(begin)
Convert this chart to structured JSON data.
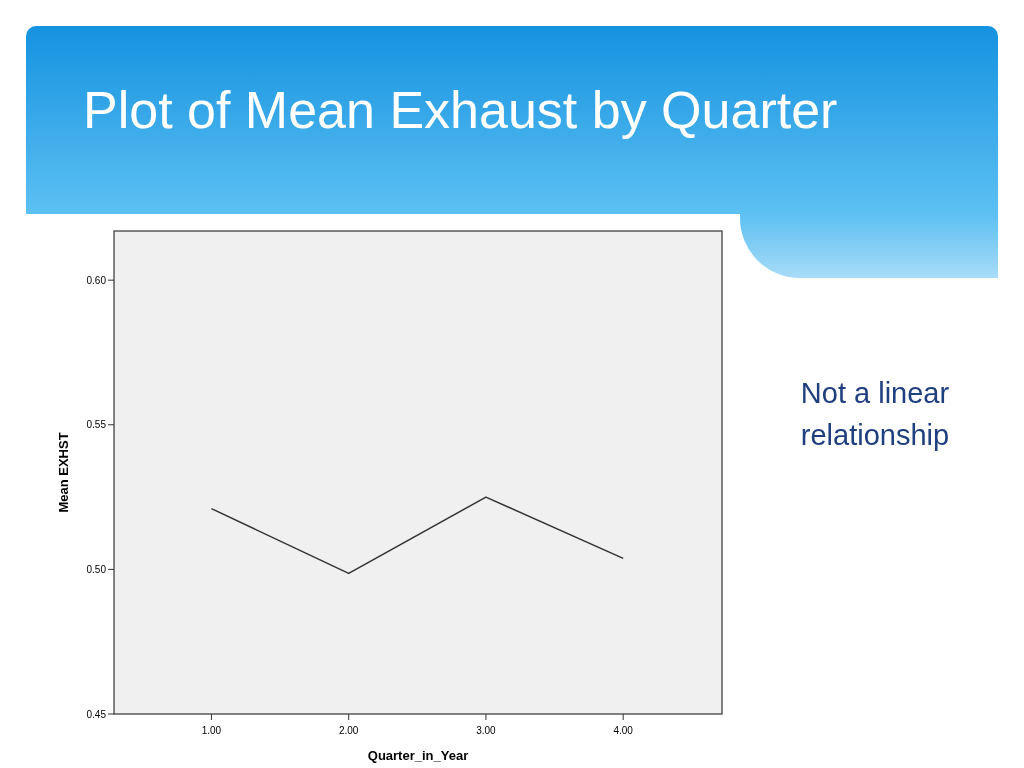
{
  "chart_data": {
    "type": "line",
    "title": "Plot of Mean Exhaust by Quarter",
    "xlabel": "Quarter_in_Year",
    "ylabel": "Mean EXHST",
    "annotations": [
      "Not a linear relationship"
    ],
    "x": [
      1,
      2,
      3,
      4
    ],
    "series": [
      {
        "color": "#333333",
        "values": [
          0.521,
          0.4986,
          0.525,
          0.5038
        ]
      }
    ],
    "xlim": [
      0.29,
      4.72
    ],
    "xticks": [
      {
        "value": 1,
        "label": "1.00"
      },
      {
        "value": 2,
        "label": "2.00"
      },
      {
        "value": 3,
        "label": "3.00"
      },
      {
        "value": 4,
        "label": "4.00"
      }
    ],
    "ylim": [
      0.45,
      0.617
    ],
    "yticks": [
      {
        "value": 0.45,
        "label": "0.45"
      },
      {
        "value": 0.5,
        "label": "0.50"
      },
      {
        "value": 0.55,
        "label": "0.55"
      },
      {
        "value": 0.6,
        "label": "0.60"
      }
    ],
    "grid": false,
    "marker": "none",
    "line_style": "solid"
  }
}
(end)
STATED PROBLEM >> Repeat the material above word for word, please, apart from its images.

CORRECT RESULT >>
Convert this chart to structured JSON data.
{
  "chart_data": {
    "type": "line",
    "title": "Plot of Mean Exhaust by Quarter",
    "xlabel": "Quarter_in_Year",
    "ylabel": "Mean EXHST",
    "annotations": [
      "Not a linear relationship"
    ],
    "x": [
      1,
      2,
      3,
      4
    ],
    "series": [
      {
        "color": "#333333",
        "values": [
          0.521,
          0.4986,
          0.525,
          0.5038
        ]
      }
    ],
    "xlim": [
      0.29,
      4.72
    ],
    "xticks": [
      {
        "value": 1,
        "label": "1.00"
      },
      {
        "value": 2,
        "label": "2.00"
      },
      {
        "value": 3,
        "label": "3.00"
      },
      {
        "value": 4,
        "label": "4.00"
      }
    ],
    "ylim": [
      0.45,
      0.617
    ],
    "yticks": [
      {
        "value": 0.45,
        "label": "0.45"
      },
      {
        "value": 0.5,
        "label": "0.50"
      },
      {
        "value": 0.55,
        "label": "0.55"
      },
      {
        "value": 0.6,
        "label": "0.60"
      }
    ],
    "grid": false,
    "marker": "none",
    "line_style": "solid"
  }
}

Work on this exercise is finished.